> **Given task**:
Go through the entries and transcribe each one exactly, dropping the pictures.

____________

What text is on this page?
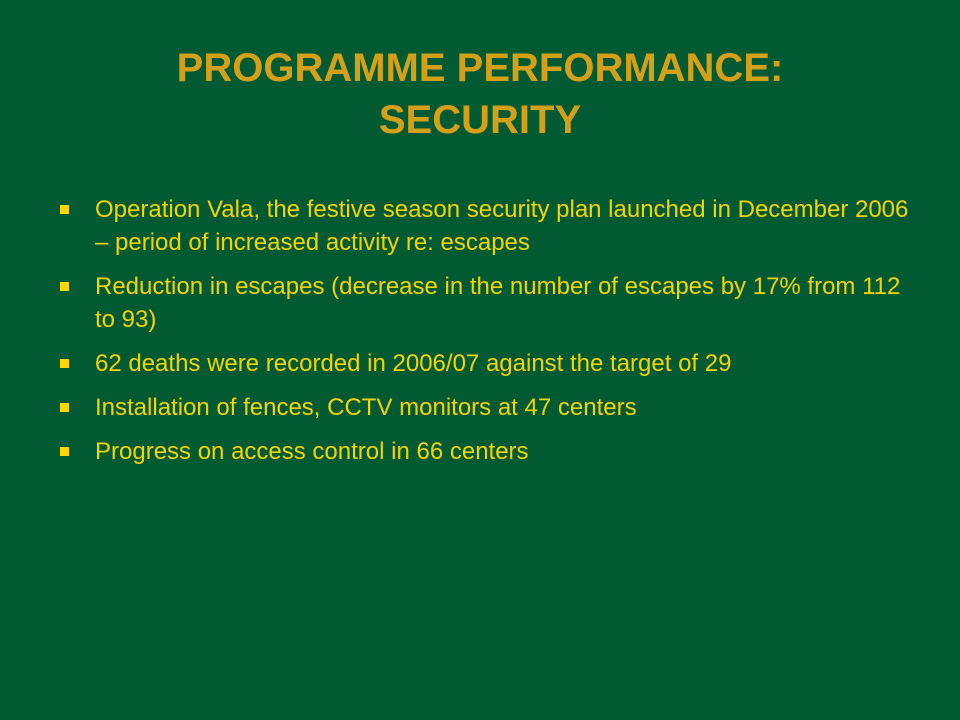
PROGRAMME PERFORMANCE:
SECURITY
Operation Vala, the festive season security plan launched in December 2006 – period of increased activity re: escapes
Reduction in escapes (decrease in the number of escapes by 17% from 112 to 93)
62 deaths were recorded in 2006/07 against the target of 29
Installation of fences, CCTV monitors at 47 centers
Progress on access control in 66 centers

____________

> **Result of the task**:
What text is on this page?
PROGRAMME PERFORMANCE:
SECURITY
Operation Vala, the festive season security plan launched in December 2006 – period of increased activity re: escapes
Reduction in escapes (decrease in the number of escapes by 17% from 112 to 93)
62 deaths were recorded in 2006/07 against the target of 29
Installation of fences, CCTV monitors at 47 centers
Progress on access control in 66 centers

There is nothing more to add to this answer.